* Exercise goal: Gather all lines with "severely" from the records.

Extracted records
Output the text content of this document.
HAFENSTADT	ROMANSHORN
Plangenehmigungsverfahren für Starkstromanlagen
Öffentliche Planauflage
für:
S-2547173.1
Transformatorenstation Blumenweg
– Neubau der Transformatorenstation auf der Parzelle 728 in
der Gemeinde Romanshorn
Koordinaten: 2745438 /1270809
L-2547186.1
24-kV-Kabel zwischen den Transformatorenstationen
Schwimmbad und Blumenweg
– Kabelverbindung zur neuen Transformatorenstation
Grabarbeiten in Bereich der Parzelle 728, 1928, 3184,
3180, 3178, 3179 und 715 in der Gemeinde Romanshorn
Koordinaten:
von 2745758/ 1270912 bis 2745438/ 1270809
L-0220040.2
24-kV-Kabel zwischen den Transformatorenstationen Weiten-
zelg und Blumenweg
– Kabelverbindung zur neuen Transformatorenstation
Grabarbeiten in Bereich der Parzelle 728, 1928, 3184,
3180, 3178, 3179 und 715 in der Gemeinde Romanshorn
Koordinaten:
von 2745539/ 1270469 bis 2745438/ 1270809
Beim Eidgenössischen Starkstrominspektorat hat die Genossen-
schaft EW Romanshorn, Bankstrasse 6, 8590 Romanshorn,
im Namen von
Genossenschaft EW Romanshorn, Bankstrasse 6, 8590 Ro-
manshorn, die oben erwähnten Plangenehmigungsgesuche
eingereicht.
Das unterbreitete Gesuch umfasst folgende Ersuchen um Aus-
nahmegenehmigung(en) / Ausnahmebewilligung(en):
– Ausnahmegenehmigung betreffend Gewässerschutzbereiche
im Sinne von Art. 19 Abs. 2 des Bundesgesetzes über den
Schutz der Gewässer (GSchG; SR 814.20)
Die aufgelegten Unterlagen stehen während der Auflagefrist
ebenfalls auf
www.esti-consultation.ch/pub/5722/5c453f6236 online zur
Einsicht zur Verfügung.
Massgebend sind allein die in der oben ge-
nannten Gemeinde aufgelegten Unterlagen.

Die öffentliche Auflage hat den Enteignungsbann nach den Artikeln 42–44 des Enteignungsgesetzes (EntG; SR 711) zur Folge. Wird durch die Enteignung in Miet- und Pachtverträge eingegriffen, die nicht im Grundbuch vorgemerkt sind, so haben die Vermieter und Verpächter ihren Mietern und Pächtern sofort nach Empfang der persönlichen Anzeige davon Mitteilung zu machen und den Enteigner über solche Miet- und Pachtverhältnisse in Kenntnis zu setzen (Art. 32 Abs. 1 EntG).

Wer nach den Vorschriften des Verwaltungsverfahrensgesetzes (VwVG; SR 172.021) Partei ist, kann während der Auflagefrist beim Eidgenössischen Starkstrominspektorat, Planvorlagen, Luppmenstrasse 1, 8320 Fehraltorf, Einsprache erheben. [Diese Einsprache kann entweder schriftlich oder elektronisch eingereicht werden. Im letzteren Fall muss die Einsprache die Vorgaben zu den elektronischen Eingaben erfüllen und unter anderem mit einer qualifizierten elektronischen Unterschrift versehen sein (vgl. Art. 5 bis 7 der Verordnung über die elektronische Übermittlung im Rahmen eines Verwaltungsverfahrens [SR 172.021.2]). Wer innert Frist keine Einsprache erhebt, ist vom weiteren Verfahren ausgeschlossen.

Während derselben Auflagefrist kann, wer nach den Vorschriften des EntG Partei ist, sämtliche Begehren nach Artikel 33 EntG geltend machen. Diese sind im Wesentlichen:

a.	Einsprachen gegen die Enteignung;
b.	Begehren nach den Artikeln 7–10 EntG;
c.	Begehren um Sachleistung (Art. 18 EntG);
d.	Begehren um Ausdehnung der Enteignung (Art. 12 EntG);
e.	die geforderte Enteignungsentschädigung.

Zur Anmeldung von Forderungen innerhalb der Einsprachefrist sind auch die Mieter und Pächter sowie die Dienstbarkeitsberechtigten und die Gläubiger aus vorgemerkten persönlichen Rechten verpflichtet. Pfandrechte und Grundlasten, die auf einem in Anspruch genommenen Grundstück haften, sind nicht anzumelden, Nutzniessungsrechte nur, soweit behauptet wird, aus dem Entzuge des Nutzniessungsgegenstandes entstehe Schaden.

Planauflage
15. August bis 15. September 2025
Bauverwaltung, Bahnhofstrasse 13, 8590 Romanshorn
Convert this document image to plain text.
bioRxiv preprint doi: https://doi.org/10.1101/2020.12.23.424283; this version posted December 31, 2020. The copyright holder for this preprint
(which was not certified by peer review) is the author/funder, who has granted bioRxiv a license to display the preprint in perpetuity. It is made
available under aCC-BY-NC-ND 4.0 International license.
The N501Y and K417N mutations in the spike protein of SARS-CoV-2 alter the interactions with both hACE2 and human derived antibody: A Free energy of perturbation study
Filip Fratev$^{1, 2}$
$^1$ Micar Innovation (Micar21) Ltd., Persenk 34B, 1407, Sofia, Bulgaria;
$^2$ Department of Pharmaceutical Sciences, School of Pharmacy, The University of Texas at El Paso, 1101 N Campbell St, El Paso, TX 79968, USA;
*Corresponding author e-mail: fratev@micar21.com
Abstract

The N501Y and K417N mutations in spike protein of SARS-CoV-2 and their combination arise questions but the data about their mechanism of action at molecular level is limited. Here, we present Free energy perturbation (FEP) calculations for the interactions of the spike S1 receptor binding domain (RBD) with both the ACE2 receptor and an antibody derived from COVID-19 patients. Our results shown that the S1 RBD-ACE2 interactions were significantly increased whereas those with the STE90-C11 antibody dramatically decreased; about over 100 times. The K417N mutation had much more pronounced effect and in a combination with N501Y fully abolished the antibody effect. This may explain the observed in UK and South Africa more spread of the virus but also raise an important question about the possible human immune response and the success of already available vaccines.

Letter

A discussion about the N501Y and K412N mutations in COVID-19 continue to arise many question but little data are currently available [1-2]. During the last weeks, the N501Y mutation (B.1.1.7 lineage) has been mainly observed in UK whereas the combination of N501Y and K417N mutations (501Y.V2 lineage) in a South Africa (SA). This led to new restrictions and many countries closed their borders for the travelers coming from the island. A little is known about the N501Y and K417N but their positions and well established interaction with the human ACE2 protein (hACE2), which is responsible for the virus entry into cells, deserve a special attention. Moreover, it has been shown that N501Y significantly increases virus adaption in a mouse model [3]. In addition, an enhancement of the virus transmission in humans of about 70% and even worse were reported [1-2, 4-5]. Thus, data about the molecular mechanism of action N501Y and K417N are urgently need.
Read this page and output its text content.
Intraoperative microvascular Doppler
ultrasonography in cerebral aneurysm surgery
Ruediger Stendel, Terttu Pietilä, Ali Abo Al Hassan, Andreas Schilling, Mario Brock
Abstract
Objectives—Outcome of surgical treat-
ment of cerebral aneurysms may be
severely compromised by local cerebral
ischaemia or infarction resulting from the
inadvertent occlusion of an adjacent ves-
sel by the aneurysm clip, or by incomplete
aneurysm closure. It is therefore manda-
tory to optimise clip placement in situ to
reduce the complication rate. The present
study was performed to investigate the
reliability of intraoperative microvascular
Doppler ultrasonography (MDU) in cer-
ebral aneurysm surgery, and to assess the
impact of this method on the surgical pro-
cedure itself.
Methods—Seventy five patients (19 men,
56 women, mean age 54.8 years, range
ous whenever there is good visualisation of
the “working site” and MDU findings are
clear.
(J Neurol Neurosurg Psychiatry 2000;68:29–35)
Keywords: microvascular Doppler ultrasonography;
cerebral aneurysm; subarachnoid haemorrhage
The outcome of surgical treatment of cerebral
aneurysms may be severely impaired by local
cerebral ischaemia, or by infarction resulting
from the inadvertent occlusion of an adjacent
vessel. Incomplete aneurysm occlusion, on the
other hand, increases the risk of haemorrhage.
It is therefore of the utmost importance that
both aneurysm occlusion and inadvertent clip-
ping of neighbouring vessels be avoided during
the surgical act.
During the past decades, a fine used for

* Problem solution:
severely compromised by local cerebral
aneurysms may be severely impaired by local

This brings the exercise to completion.